__Supplied text__:
----------------------------------------

Prompt: What does it mean to do research? Reflect on what research looks like to you.
I have been surrounded by research my whole life. In my family, I have six close family members who are a part of academia who do research. Both my parents, two of my great uncles, and my great grandfather have done research in math and taught at different universities and my grandfather did research in physics and taught at University of Michigan. Growing up, the idea of research to me was confusing because it seemed as though it could be a wide variety of projects. Sometimes I would hear about coral research and other times there would be research which I did not understand a word of. When asking what research was, I was always told that it was creating or discovering something that has never been seen before. I still see this as true, however I also see how much more goes into research than I had thought when I was younger.
I have seen research take many different forms. In the past I have been a part of a bioengineering lab at George Mason University which was a wet lab. In this lab, research was done on different types of cells in petri dishes. Every semester there was a mouse surgery in which we extracted cells from the embryos of a pregnant mouse. We then did research on these cells for the rest of the semester. The day to day work of this lab was taking care of the cells and monitoring them. The days in which we would perform an experiment on the cells and get results was only a small part of it.
In addition to wet lab work, I have also been a part of two separate labs which did computational work. The first of those was at the University of Michigan in which I used python to visualize simplified neural networks. The second computational lab I joined, which I am still a part of, is at the University of Virginia, where I am a student. This lab is in the Environmental Science department. The project I work on there is on the synchrony of kelp where I use statistical methods to analyze data sets in order to determine how synchronous kelp growth is and why it is synchronous. In the computational labs, almost all of the time is spent coding. This is very different from the work I did in the wet lab, and the problems I ran into were different. In the wet lab, our cells once got contaminated and we were not able to do our project at all until we had new cells. In the computational lab, I have made mistakes in my coding which results in bugs which have skewed my data. Solving issues in my computational work has been much easier than in the wet lab work, and for that reason I enjoy computational research more.
Research looks like many different things to me. It looks like feeding cells weekly, coding in python, and analyzing data sets. To me research is anything that results in a new conclusion that has not been seen before. I appreciate that there is such a wide variety to what forms research can take.

----------------------------------------

__What you should do__:
In the reflection on research above, at which university did the writer's grandfather do physics research and teach?

__Information shown__:
----------------------------------------

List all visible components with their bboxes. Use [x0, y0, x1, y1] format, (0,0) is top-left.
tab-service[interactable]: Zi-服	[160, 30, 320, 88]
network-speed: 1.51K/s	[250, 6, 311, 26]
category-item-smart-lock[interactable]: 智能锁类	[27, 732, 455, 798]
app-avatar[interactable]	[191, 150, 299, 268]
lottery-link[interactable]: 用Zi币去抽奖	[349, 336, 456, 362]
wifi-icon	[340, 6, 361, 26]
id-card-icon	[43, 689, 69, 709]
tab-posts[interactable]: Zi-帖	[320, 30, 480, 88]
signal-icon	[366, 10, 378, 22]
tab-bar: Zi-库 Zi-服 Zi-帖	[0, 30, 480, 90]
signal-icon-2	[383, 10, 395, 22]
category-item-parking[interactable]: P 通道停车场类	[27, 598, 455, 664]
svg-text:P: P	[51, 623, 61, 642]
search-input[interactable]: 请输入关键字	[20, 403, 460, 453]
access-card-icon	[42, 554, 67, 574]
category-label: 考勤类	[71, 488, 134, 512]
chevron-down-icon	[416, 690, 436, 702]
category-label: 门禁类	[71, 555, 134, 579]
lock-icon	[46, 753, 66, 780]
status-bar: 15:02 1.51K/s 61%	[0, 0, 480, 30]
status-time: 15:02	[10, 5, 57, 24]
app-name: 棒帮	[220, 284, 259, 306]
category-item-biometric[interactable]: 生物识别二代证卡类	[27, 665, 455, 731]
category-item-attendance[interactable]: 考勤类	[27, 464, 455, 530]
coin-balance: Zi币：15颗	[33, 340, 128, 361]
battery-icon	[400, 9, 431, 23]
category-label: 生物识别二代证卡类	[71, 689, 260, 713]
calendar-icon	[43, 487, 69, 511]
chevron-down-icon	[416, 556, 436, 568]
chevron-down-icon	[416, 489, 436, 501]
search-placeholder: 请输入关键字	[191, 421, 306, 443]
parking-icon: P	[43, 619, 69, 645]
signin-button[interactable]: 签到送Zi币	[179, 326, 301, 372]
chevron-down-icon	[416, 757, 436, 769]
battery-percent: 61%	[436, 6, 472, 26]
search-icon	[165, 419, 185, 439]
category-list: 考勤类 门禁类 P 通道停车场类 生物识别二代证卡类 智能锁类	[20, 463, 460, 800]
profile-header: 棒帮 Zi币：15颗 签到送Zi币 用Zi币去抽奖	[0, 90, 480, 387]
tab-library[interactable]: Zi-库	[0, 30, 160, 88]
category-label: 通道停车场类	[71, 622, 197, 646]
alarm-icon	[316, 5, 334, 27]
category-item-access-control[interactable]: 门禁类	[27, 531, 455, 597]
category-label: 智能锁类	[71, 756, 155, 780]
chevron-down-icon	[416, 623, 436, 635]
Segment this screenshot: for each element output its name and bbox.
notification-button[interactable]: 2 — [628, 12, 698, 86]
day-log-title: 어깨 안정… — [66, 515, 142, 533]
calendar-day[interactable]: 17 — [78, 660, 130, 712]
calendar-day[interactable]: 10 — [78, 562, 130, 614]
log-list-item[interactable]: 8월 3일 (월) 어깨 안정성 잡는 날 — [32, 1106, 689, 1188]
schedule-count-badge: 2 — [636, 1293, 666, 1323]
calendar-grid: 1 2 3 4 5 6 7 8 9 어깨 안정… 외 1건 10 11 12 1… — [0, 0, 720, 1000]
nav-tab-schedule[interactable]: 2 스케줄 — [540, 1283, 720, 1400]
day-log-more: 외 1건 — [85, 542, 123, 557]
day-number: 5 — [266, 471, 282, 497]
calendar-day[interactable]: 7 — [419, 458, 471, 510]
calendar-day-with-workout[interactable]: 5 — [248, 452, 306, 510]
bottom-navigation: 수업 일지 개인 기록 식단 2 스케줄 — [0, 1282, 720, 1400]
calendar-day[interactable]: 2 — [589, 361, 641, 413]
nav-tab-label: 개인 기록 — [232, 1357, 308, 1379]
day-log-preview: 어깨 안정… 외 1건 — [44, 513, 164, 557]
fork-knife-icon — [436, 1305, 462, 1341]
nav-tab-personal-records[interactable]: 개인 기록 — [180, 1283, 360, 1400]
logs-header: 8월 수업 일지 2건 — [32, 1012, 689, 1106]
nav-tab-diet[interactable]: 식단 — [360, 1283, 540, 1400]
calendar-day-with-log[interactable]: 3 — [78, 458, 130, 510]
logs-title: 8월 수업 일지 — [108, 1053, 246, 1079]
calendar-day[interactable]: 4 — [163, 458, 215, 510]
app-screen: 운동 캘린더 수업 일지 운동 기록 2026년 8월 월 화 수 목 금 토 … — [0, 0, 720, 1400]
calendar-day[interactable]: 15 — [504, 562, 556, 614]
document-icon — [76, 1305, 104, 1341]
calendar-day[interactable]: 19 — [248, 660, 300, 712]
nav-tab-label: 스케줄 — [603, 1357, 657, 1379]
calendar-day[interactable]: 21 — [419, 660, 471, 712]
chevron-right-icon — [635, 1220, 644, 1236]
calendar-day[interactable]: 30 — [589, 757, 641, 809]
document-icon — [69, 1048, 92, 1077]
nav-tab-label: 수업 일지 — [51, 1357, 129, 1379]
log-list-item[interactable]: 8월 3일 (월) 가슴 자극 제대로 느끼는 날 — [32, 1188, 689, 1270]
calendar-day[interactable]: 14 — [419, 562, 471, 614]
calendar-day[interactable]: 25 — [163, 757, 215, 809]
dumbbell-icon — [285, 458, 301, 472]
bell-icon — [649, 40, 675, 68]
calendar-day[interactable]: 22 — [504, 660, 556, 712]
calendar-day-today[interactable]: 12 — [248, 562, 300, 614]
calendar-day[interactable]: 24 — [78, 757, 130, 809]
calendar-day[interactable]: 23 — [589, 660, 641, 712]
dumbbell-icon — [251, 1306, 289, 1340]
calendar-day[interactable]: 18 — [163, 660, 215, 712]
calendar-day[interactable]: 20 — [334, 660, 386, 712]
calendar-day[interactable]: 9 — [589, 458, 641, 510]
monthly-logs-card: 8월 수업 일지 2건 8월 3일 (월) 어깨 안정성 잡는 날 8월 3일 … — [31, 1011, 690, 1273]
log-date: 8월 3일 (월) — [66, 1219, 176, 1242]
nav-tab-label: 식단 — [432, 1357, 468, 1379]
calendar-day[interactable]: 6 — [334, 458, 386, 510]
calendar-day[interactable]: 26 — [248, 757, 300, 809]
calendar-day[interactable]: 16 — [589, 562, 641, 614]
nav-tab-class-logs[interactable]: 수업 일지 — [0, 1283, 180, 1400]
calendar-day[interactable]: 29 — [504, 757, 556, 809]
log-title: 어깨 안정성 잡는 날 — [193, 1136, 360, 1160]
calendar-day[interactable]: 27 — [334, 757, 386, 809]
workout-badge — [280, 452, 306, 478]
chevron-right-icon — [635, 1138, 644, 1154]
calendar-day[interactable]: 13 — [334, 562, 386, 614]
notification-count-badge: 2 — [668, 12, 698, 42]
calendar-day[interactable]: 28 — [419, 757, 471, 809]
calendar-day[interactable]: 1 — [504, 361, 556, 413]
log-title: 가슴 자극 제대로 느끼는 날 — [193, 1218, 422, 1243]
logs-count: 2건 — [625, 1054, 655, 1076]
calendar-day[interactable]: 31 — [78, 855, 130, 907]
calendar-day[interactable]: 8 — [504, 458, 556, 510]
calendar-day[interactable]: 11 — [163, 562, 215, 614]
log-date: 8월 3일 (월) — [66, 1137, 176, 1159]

----------------------------------------

__Solution to this task__:
The University of Michigan.